**What you will do**
The entries below are to be written out again without alteration.
━━━━━━━━
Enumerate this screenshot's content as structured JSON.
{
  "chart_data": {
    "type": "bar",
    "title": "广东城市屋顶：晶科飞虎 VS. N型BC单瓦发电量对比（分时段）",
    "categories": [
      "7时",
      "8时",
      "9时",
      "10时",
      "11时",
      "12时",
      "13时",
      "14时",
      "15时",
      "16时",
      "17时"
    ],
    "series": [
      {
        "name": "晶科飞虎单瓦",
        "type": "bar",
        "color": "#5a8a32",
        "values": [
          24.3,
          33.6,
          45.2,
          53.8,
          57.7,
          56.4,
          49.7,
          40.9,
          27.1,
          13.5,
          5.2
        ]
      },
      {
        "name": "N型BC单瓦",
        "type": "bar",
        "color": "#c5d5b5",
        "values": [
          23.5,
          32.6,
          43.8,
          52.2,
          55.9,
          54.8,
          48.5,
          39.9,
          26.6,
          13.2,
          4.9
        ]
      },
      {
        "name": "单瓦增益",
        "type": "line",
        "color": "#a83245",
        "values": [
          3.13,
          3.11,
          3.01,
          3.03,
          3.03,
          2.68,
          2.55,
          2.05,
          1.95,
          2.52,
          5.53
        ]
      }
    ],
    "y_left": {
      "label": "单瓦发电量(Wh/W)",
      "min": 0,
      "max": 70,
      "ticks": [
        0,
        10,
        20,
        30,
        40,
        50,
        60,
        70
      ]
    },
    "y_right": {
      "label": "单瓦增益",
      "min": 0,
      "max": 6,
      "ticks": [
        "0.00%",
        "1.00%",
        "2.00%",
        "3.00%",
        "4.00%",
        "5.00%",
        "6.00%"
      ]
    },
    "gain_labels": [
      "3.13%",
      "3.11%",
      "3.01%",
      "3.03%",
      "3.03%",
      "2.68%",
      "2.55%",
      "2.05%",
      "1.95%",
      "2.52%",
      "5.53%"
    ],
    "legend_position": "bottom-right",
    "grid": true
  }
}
━━━━━━━━
**Task response**
Enumerate this screenshot's content as structured JSON.
{
  "chart_data": {
    "type": "bar",
    "title": "广东城市屋顶：晶科飞虎 VS. N型BC单瓦发电量对比（分时段）",
    "categories": [
      "7时",
      "8时",
      "9时",
      "10时",
      "11时",
      "12时",
      "13时",
      "14时",
      "15时",
      "16时",
      "17时"
    ],
    "series": [
      {
        "name": "晶科飞虎单瓦",
        "type": "bar",
        "color": "#5a8a32",
        "values": [
          24.3,
          33.6,
          45.2,
          53.8,
          57.7,
          56.4,
          49.7,
          40.9,
          27.1,
          13.5,
          5.2
        ]
      },
      {
        "name": "N型BC单瓦",
        "type": "bar",
        "color": "#c5d5b5",
        "values": [
          23.5,
          32.6,
          43.8,
          52.2,
          55.9,
          54.8,
          48.5,
          39.9,
          26.6,
          13.2,
          4.9
        ]
      },
      {
        "name": "单瓦增益",
        "type": "line",
        "color": "#a83245",
        "values": [
          3.13,
          3.11,
          3.01,
          3.03,
          3.03,
          2.68,
          2.55,
          2.05,
          1.95,
          2.52,
          5.53
        ]
      }
    ],
    "y_left": {
      "label": "单瓦发电量(Wh/W)",
      "min": 0,
      "max": 70,
      "ticks": [
        0,
        10,
        20,
        30,
        40,
        50,
        60,
        70
      ]
    },
    "y_right": {
      "label": "单瓦增益",
      "min": 0,
      "max": 6,
      "ticks": [
        "0.00%",
        "1.00%",
        "2.00%",
        "3.00%",
        "4.00%",
        "5.00%",
        "6.00%"
      ]
    },
    "gain_labels": [
      "3.13%",
      "3.11%",
      "3.01%",
      "3.03%",
      "3.03%",
      "2.68%",
      "2.55%",
      "2.05%",
      "1.95%",
      "2.52%",
      "5.53%"
    ],
    "legend_position": "bottom-right",
    "grid": true
  }
}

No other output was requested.